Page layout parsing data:
★ ★ ★ ★ ★
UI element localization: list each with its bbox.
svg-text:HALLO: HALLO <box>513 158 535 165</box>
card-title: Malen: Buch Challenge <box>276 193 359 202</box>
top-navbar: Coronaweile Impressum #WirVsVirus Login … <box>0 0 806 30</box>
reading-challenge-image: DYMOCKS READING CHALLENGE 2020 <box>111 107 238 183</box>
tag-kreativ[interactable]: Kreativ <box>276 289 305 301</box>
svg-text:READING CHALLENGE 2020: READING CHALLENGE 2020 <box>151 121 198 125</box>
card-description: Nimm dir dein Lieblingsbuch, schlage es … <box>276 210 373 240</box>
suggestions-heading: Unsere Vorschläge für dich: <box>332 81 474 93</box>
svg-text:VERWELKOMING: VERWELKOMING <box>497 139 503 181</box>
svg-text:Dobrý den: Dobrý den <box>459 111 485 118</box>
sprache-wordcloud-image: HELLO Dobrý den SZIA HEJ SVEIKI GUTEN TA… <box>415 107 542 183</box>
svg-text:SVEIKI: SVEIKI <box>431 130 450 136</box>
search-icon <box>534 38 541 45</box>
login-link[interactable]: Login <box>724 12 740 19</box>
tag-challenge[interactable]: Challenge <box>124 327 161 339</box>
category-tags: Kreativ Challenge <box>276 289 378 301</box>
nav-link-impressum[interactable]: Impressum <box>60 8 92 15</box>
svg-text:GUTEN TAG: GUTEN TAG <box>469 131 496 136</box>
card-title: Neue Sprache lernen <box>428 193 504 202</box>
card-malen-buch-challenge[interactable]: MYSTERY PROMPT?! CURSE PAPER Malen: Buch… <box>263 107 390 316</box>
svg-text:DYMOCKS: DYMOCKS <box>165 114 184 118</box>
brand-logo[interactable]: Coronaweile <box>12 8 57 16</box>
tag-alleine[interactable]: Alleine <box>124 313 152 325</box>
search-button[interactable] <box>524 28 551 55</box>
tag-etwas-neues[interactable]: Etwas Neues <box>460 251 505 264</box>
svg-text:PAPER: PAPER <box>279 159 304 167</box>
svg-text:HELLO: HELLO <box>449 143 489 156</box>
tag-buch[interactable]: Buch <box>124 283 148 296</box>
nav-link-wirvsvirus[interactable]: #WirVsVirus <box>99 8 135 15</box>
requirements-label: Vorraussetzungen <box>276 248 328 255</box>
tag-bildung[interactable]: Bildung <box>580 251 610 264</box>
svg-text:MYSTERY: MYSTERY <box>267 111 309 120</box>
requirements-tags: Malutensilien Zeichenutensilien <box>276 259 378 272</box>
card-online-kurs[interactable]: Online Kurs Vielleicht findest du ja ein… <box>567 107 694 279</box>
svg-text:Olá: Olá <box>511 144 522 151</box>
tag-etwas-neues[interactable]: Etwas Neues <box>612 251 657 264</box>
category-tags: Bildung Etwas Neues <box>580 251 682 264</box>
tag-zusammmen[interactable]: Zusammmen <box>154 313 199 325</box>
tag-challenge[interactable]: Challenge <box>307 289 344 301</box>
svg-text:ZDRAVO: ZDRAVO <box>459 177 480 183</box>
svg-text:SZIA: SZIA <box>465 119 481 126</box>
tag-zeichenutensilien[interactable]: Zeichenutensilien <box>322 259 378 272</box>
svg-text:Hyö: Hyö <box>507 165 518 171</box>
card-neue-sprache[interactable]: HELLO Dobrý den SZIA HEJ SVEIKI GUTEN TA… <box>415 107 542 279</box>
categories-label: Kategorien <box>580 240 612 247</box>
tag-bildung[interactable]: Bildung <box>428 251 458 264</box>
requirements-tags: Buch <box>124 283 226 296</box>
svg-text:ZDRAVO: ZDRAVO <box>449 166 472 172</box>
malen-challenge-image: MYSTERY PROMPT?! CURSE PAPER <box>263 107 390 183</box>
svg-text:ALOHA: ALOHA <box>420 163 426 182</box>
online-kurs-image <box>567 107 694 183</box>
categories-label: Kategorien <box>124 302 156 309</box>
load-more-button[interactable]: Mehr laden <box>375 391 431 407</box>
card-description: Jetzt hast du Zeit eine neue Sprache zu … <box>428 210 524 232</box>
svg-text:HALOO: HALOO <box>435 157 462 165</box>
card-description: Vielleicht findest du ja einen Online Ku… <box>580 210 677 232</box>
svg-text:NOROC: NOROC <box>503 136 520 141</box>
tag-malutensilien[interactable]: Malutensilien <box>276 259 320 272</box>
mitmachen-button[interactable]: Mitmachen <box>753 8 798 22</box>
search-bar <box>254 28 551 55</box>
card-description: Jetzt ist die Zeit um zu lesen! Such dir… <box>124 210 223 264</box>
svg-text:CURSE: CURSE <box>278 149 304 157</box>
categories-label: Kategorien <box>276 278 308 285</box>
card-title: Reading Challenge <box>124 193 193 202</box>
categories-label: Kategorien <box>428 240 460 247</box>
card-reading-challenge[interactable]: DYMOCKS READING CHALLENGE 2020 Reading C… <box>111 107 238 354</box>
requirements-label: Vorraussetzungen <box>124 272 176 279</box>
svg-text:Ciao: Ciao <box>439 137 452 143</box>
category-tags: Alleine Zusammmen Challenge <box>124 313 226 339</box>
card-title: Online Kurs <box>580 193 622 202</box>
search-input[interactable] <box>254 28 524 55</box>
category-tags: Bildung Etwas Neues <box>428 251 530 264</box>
★ ★ ★ ★ ★
* _What to do_: Scan the records above for the string "button", then copy each line where it turns up.

* _Answer to this task_:
search-button[interactable] <box>524 28 551 55</box>
load-more-button[interactable]: Mehr laden <box>375 391 431 407</box>
mitmachen-button[interactable]: Mitmachen <box>753 8 798 22</box>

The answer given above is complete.